**INFORMATION SUPPLIED:**
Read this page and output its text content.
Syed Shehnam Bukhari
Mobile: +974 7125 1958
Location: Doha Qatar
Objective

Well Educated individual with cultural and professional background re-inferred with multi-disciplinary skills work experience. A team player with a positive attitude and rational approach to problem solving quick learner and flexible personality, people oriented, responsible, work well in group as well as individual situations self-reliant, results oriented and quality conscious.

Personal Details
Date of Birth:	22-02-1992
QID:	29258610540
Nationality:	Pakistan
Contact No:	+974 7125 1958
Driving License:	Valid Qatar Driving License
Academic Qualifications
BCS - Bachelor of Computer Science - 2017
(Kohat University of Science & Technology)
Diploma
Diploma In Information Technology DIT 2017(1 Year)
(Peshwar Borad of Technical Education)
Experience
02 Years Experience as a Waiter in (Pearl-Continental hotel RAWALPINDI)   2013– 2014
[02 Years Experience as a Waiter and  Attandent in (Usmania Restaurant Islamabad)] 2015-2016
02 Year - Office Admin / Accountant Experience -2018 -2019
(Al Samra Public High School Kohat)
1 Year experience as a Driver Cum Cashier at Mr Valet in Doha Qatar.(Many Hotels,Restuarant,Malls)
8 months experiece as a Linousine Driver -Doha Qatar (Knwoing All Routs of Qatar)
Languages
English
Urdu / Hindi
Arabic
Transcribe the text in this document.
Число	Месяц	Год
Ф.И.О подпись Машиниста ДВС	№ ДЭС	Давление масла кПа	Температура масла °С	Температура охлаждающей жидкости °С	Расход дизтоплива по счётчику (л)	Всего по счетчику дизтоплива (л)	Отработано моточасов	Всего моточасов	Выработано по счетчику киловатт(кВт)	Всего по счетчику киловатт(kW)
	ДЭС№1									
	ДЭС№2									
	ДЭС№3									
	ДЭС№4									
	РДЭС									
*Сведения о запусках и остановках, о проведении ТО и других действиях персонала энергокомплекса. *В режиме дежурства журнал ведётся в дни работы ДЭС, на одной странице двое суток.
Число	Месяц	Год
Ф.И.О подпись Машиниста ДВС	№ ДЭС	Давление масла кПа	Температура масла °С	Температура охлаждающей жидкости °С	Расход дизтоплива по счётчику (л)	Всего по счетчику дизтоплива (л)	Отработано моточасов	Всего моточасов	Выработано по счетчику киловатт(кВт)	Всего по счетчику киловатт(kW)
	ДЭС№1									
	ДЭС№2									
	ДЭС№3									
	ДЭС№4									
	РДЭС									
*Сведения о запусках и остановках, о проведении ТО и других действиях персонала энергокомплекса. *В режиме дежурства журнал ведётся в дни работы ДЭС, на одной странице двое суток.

---

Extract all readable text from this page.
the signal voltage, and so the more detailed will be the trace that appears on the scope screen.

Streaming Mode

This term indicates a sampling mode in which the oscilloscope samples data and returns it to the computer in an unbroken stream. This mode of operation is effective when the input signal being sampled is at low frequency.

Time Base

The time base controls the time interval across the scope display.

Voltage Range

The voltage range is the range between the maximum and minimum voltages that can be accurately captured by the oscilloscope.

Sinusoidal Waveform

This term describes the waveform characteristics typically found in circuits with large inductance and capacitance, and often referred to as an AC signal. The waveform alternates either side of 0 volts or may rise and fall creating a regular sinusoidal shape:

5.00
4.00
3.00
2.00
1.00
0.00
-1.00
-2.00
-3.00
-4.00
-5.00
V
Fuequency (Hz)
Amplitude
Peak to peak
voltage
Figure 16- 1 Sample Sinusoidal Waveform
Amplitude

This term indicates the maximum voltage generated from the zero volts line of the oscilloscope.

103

**REQUIREMENT:**
Show the lines of the material that contain the word "from".

**ANSWER TO THE PROBLEM:**
Extract all readable text from this page.
This term indicates the maximum voltage generated from the zero volts line of the oscilloscope.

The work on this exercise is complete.